======== INFORMATION GIVEN ========
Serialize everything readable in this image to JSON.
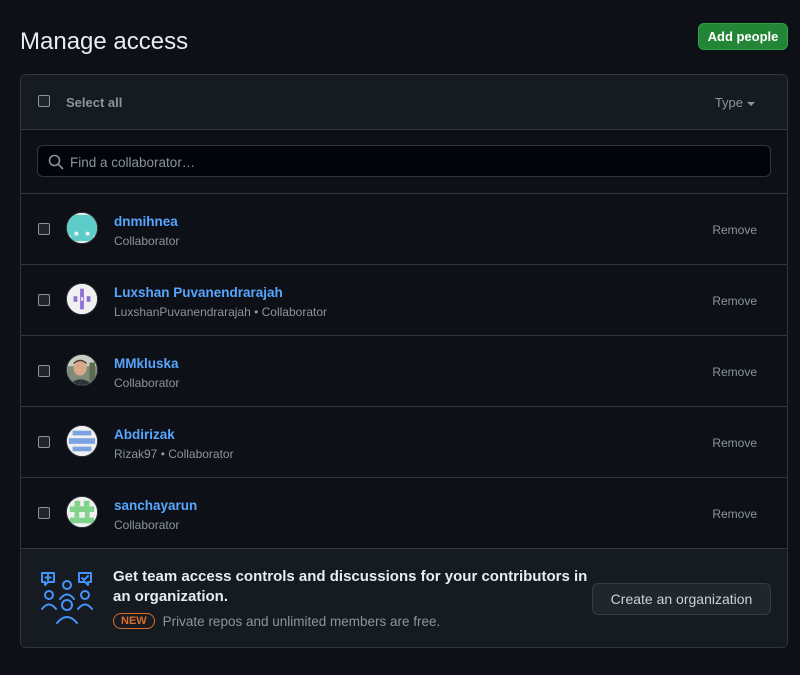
{
  "page": {
    "title": "Manage access",
    "add_people_label": "Add people"
  },
  "list_header": {
    "select_all_label": "Select all",
    "type_filter_label": "Type"
  },
  "search": {
    "placeholder": "Find a collaborator…",
    "value": ""
  },
  "collaborators": [
    {
      "name": "dnmihnea",
      "subtitle": "Collaborator",
      "remove_label": "Remove",
      "avatar": "identicon-teal"
    },
    {
      "name": "Luxshan Puvanendrarajah",
      "subtitle": "LuxshanPuvanendrarajah • Collaborator",
      "remove_label": "Remove",
      "avatar": "identicon-purple"
    },
    {
      "name": "MMkluska",
      "subtitle": "Collaborator",
      "remove_label": "Remove",
      "avatar": "photo"
    },
    {
      "name": "Abdirizak",
      "subtitle": "Rizak97 • Collaborator",
      "remove_label": "Remove",
      "avatar": "identicon-blue"
    },
    {
      "name": "sanchayarun",
      "subtitle": "Collaborator",
      "remove_label": "Remove",
      "avatar": "identicon-green"
    }
  ],
  "promo": {
    "title": "Get team access controls and discussions for your contributors in an organization.",
    "badge": "NEW",
    "text": "Private repos and unlimited members are free.",
    "button_label": "Create an organization",
    "icon": "people-discussion-icon"
  },
  "colors": {
    "background": "#0d1117",
    "primary_button": "#238636",
    "link": "#58a6ff",
    "new_badge": "#db6d28"
  }
}
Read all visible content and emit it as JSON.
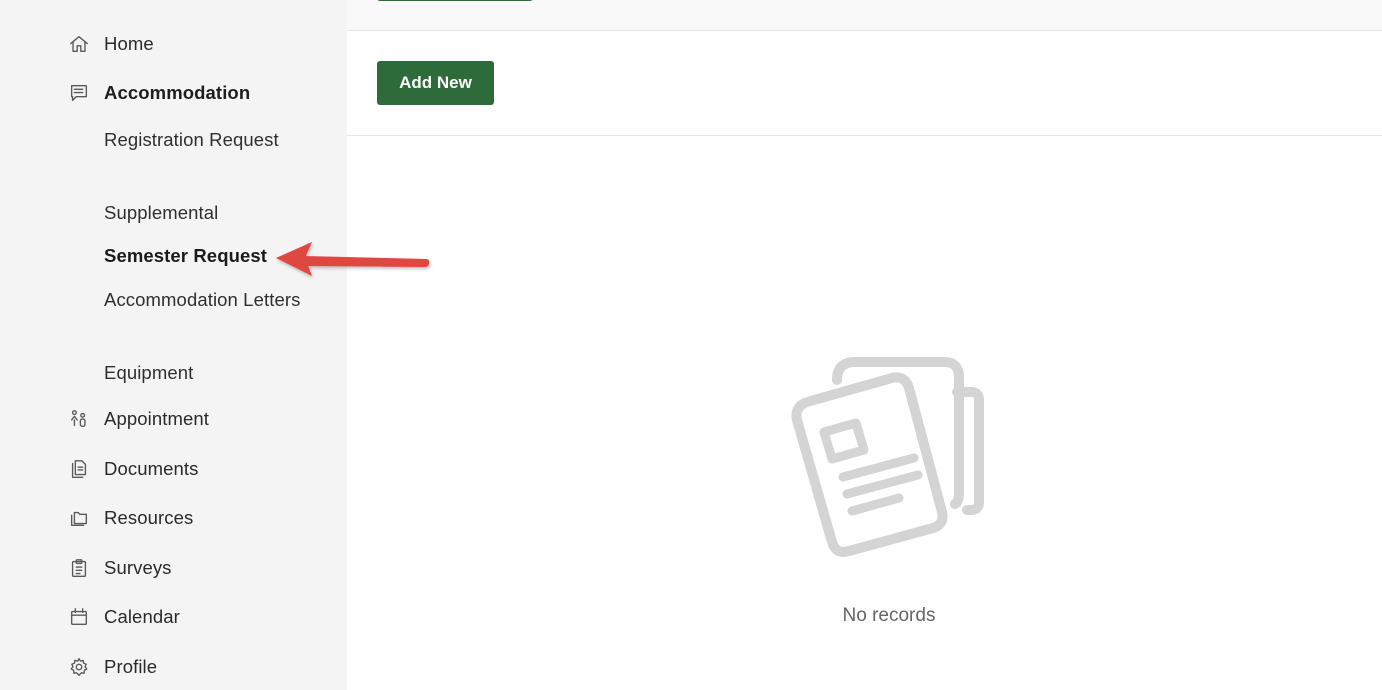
{
  "sidebar": {
    "items": [
      {
        "label": "Home",
        "icon": "home-icon"
      },
      {
        "label": "Accommodation",
        "icon": "list-icon",
        "active": true,
        "children": [
          {
            "label": "Registration Request"
          },
          {
            "label": "Supplemental"
          },
          {
            "label": "Semester Request",
            "active": true
          },
          {
            "label": "Accommodation Letters"
          },
          {
            "label": "Equipment"
          }
        ]
      },
      {
        "label": "Appointment",
        "icon": "people-icon"
      },
      {
        "label": "Documents",
        "icon": "documents-icon"
      },
      {
        "label": "Resources",
        "icon": "folder-icon"
      },
      {
        "label": "Surveys",
        "icon": "clipboard-icon"
      },
      {
        "label": "Calendar",
        "icon": "calendar-icon"
      },
      {
        "label": "Profile",
        "icon": "gear-icon"
      }
    ]
  },
  "toolbar": {
    "add_label": "Add New"
  },
  "main": {
    "empty_text": "No records",
    "empty_icon": "documents-illustration-icon"
  },
  "colors": {
    "accent": "#2e6b3a",
    "arrow": "#e0463f",
    "sidebar_bg": "#f4f4f4"
  }
}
========
[CHALLENGE]: Show each line of the data that contains the string "Accommodation".

[ANSWER IN FULL]:
        "label": "Accommodation",
            "label": "Accommodation Letters"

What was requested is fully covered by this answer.